Determine how many lines in these records hold "être". Only the number is wanted.

═══ MATERIAL ═══

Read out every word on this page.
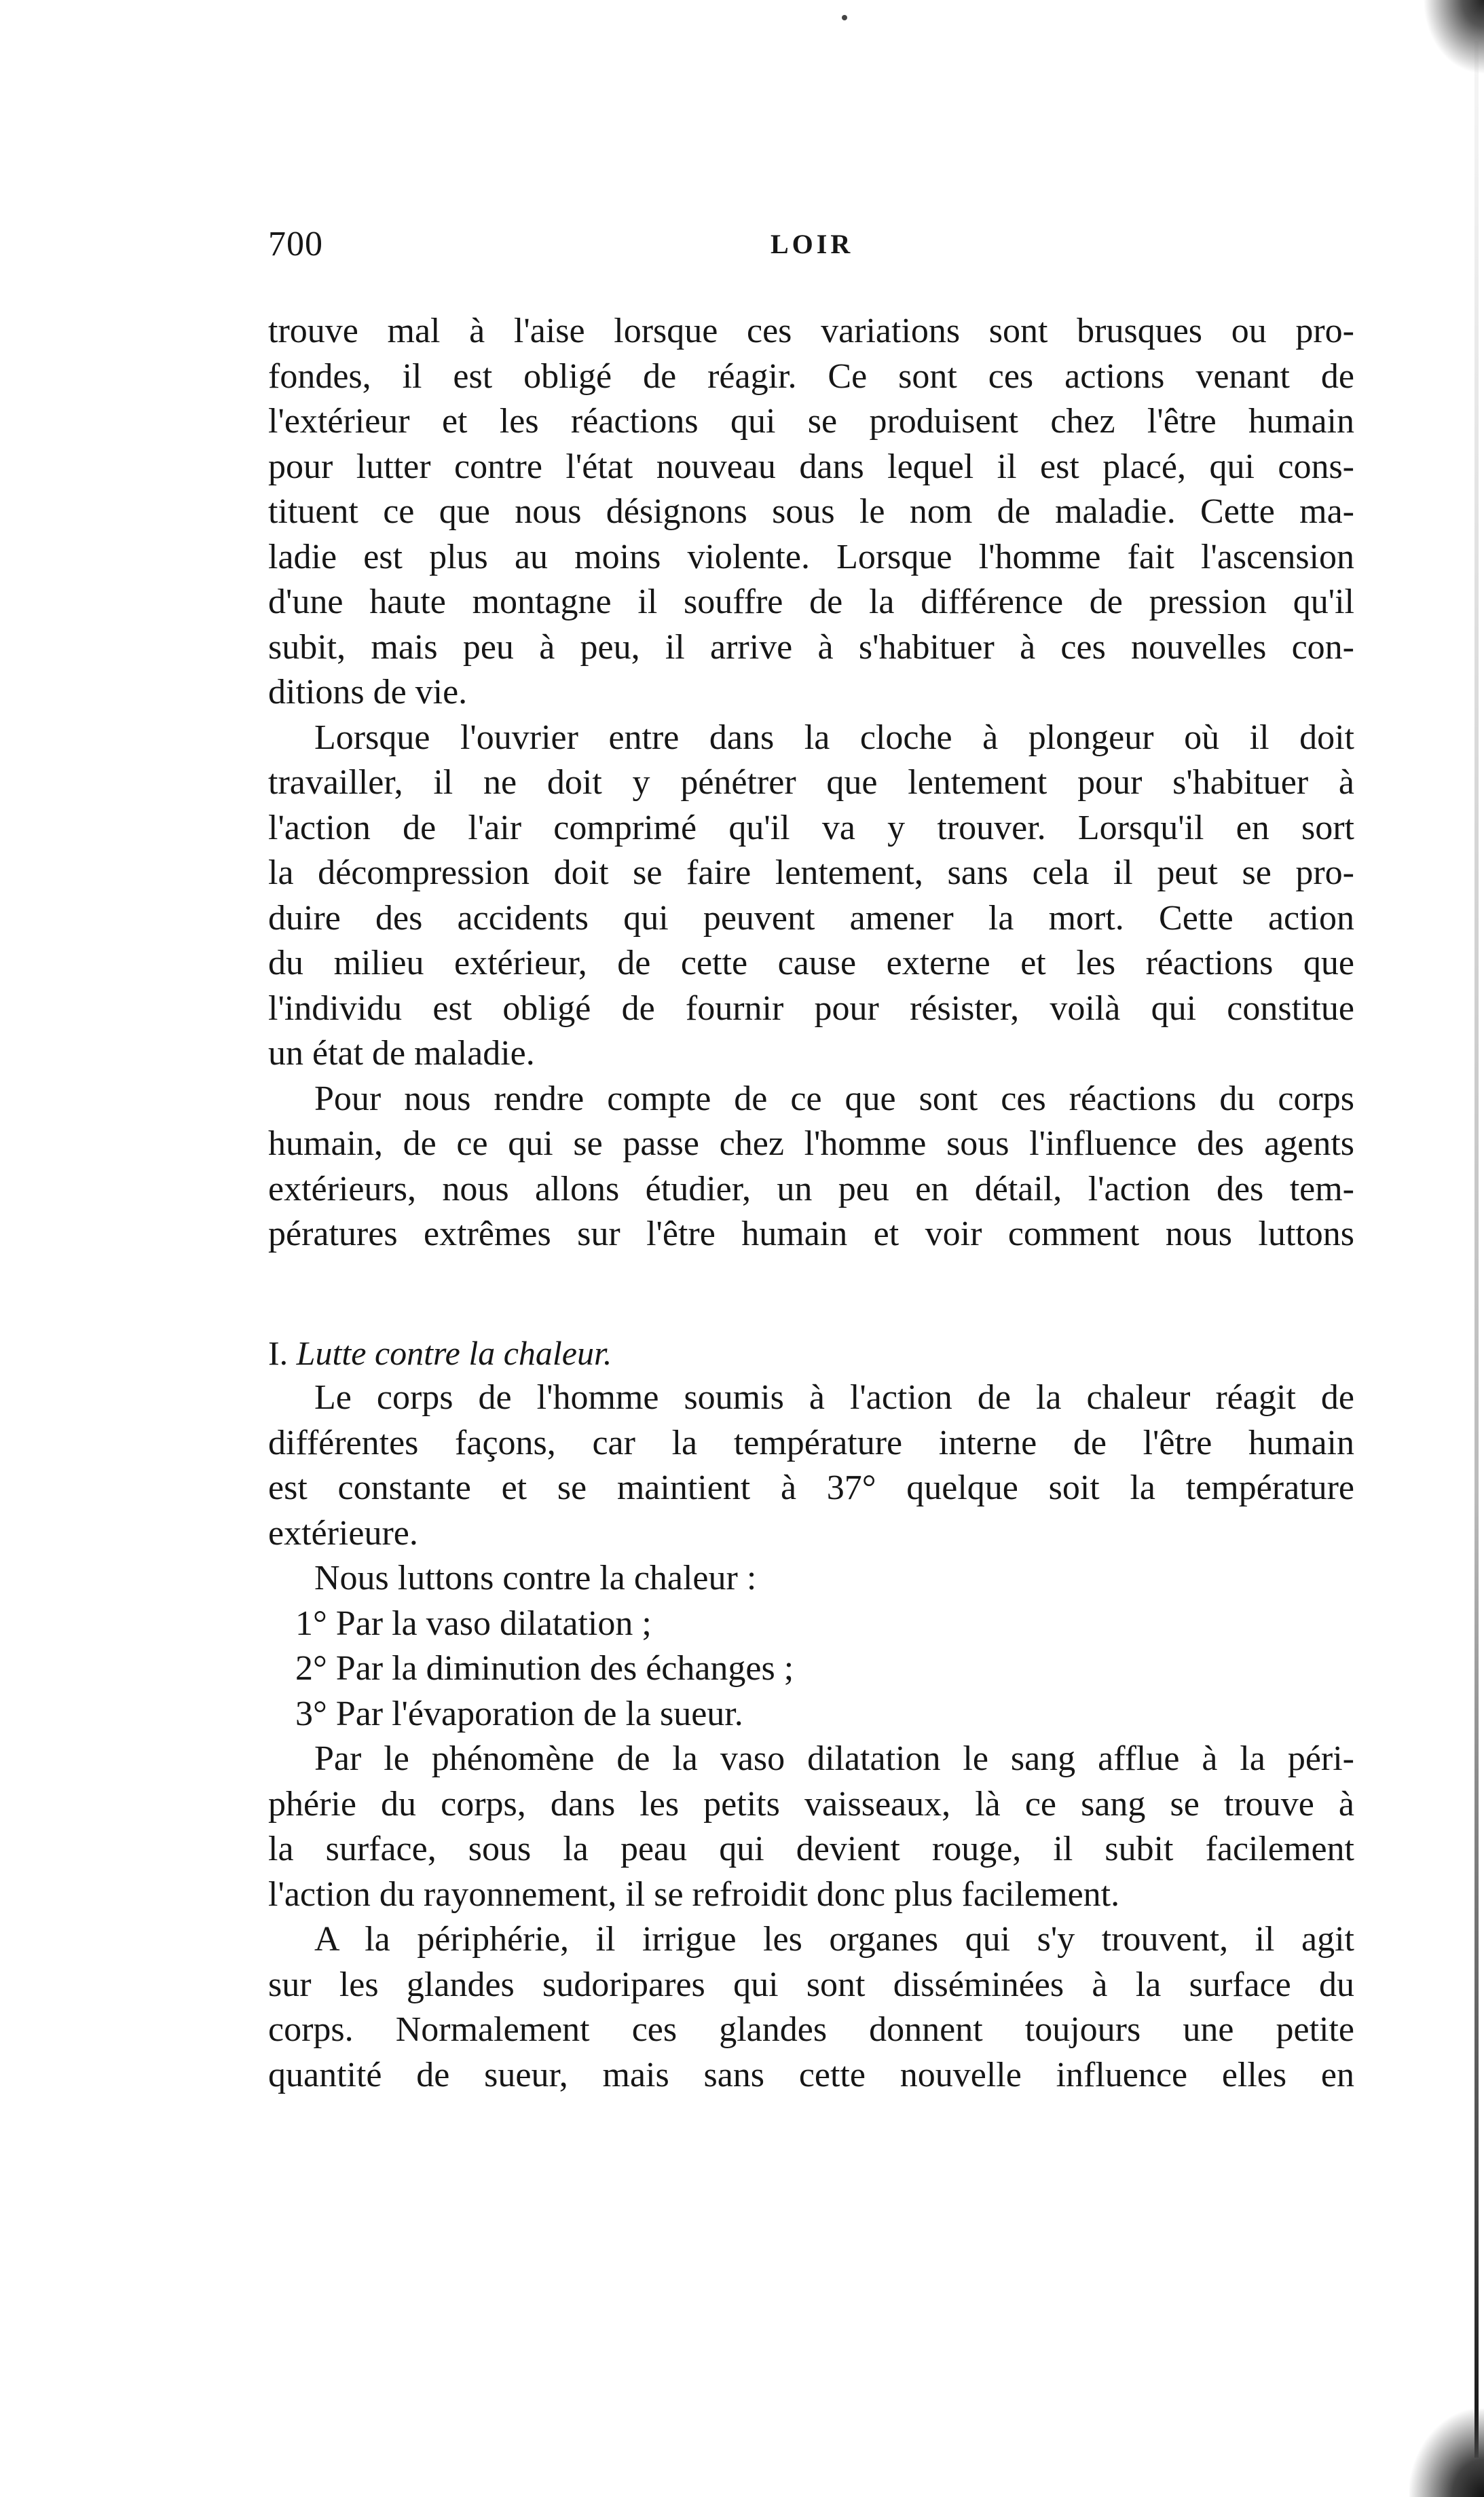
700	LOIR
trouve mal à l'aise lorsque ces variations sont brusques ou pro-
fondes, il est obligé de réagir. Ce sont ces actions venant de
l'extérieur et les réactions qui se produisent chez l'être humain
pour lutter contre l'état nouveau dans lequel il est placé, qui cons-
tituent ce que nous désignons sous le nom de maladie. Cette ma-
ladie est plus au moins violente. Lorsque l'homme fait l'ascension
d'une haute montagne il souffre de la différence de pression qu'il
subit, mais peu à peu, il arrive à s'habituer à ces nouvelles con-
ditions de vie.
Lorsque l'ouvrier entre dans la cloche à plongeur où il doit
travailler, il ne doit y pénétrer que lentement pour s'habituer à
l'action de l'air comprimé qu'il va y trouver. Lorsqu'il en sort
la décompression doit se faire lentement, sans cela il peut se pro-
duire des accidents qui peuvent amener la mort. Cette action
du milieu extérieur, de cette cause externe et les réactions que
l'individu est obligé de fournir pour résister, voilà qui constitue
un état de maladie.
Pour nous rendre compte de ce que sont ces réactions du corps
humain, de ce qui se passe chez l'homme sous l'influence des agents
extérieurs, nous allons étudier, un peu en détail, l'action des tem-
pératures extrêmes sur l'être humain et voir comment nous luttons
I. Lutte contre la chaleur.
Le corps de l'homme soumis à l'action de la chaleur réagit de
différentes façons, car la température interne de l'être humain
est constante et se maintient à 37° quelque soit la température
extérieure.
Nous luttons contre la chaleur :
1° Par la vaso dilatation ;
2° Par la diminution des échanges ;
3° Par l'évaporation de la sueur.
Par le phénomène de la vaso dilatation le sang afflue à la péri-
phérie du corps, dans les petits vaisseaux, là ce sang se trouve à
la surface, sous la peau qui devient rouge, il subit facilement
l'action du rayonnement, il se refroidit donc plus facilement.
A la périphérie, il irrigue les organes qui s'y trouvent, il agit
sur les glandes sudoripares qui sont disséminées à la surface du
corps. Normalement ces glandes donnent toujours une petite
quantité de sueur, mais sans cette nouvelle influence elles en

═══

*CORRECT RESULT:*
3